Below is a set of records; restate each one word for word.

-- start --

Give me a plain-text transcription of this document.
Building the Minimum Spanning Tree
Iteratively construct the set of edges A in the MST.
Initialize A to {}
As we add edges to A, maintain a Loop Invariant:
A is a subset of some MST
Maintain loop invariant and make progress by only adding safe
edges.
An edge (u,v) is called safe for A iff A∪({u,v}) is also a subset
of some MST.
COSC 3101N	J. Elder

-- end --

▶ Written solution
Give me a plain-text transcription of this document.
Building the Minimum Spanning Tree
Iteratively construct the set of edges A in the MST.
Initialize A to {}
As we add edges to A, maintain a Loop Invariant:
A is a subset of some MST
Maintain loop invariant and make progress by only adding safe
edges.
An edge (u,v) is called safe for A iff A∪({u,v}) is also a subset
of some MST.
COSC 3101N	J. Elder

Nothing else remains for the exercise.